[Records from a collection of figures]
▬▬▬▬▬▬▬▬▬▬

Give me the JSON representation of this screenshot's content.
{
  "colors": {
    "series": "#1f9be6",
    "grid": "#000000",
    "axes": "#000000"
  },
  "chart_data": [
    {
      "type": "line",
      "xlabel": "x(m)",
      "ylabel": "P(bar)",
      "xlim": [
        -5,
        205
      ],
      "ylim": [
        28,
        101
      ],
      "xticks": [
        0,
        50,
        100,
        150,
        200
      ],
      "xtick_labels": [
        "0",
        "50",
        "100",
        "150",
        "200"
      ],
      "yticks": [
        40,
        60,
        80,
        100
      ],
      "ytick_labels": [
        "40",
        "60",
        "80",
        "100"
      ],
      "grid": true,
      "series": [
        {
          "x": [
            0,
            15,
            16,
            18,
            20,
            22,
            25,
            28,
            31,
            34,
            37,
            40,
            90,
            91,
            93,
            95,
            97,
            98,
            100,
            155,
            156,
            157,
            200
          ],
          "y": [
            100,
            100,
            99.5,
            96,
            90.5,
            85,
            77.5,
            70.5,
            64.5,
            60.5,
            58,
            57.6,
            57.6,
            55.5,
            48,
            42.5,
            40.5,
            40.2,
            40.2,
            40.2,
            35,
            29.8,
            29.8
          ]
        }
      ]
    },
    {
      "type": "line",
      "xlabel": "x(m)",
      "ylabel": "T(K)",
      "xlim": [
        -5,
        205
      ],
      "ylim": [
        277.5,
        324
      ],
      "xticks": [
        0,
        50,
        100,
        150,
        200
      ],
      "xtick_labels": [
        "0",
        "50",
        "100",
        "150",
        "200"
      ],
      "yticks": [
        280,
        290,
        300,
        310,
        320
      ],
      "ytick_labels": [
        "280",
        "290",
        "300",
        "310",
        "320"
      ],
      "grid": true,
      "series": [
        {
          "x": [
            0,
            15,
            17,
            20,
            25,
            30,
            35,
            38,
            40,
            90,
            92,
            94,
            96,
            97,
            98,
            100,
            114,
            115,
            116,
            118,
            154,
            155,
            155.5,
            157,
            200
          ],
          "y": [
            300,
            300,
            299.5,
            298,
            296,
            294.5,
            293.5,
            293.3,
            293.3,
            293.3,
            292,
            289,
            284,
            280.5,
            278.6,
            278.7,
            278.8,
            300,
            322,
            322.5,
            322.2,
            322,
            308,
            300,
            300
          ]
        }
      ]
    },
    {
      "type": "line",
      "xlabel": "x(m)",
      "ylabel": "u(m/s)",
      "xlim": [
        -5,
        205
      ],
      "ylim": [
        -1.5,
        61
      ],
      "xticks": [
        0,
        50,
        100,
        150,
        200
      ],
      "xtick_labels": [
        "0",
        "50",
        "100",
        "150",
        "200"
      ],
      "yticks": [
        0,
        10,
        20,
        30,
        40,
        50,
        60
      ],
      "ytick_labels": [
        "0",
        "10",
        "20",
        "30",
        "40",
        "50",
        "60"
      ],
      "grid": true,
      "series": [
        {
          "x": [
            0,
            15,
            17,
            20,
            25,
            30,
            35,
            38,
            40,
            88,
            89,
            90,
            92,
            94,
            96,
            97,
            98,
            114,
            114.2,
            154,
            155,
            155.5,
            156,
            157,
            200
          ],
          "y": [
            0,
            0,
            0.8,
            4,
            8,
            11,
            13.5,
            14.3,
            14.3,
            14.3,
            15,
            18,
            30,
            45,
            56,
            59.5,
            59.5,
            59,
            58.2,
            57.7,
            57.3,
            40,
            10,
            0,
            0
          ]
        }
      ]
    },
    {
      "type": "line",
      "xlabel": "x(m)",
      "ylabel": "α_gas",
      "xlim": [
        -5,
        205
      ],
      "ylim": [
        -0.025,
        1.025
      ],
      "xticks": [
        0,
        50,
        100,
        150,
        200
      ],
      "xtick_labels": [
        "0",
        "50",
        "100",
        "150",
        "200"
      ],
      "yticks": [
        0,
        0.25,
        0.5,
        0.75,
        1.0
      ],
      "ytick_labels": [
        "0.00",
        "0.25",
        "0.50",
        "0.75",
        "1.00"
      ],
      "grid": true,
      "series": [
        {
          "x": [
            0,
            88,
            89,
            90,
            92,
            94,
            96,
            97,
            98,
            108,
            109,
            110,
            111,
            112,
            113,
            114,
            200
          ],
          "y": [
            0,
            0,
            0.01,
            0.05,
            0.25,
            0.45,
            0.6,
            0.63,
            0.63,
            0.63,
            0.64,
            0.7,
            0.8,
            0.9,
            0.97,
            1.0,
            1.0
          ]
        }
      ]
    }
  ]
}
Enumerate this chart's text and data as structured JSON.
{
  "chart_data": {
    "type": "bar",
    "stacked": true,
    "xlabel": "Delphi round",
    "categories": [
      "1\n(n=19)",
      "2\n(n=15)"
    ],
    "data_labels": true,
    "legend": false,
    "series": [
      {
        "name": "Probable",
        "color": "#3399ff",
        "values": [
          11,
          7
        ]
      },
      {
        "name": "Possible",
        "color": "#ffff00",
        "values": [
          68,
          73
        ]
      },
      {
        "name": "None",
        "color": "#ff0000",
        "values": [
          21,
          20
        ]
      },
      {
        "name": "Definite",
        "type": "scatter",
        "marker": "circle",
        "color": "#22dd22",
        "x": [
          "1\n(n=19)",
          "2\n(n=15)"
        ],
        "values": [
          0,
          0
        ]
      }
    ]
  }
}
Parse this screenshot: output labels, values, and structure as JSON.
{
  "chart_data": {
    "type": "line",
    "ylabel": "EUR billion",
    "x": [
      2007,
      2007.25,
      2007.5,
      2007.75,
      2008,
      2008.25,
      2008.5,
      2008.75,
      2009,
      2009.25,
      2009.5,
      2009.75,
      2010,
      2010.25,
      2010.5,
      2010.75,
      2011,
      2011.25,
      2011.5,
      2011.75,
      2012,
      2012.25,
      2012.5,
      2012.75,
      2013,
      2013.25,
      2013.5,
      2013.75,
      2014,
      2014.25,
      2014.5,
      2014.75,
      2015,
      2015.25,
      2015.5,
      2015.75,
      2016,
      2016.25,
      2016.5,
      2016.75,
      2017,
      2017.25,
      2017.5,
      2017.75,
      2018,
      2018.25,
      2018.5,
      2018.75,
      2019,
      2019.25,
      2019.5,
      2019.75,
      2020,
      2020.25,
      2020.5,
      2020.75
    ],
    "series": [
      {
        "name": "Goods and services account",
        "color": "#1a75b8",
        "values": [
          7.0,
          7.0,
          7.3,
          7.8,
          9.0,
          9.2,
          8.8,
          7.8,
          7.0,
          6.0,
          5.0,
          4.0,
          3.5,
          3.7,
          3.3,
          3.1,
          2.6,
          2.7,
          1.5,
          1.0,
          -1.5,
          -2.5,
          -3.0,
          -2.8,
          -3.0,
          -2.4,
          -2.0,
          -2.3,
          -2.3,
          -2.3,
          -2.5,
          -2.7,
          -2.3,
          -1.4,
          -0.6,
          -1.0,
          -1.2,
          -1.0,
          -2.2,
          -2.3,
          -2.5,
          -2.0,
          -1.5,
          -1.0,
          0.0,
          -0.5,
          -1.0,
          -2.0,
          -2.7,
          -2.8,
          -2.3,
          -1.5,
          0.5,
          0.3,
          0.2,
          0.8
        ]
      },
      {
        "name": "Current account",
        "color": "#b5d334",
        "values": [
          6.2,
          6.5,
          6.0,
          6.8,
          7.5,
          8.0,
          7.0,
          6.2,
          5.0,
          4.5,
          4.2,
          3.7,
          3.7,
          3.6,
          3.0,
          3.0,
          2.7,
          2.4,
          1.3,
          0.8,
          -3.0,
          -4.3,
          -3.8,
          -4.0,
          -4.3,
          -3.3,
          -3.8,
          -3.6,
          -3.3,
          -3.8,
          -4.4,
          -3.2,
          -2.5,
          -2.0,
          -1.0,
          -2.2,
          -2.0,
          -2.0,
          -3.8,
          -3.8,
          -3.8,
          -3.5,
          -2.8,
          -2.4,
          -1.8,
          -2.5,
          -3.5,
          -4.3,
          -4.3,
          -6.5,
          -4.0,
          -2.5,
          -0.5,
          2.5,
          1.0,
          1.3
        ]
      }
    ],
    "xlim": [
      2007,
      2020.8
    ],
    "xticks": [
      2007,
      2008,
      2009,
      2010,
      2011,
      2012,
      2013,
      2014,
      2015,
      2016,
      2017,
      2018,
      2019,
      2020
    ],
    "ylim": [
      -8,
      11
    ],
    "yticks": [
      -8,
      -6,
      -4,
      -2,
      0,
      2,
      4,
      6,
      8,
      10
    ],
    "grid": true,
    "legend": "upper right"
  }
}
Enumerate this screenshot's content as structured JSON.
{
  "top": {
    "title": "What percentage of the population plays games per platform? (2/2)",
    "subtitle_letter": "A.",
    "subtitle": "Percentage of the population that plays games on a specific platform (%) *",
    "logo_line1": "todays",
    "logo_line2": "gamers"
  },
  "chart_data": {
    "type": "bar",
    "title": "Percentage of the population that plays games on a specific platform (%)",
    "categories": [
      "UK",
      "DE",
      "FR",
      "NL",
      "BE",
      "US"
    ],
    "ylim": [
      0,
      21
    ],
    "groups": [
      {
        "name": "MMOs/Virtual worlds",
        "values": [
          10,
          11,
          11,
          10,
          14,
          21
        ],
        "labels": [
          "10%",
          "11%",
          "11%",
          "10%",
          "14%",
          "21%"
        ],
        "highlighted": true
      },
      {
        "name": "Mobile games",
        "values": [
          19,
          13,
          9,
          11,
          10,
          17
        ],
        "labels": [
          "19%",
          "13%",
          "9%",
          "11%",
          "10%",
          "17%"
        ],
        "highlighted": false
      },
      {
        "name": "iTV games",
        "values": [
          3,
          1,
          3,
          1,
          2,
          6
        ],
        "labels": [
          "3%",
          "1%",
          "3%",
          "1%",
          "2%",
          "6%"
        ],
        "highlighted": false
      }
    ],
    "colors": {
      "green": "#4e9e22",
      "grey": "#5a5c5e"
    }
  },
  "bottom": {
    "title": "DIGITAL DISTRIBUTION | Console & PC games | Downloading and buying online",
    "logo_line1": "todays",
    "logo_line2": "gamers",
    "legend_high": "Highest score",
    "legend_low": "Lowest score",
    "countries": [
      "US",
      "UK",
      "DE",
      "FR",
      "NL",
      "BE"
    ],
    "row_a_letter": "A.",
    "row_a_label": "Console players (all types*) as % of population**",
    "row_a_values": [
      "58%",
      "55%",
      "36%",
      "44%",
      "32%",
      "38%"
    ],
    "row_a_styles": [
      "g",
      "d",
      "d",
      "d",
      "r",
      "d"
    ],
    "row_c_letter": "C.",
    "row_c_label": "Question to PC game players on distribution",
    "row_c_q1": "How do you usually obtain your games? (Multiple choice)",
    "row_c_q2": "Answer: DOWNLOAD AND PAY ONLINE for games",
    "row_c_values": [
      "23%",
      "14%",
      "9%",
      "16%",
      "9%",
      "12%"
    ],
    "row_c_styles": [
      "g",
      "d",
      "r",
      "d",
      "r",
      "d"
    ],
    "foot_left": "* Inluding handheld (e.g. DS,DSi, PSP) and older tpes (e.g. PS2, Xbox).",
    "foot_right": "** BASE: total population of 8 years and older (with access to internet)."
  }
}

▬▬▬▬▬▬▬▬▬▬

[Task instructions]: Of all the lines above, how many contain "content"? Give the number and nothing more.

[Full output]: 2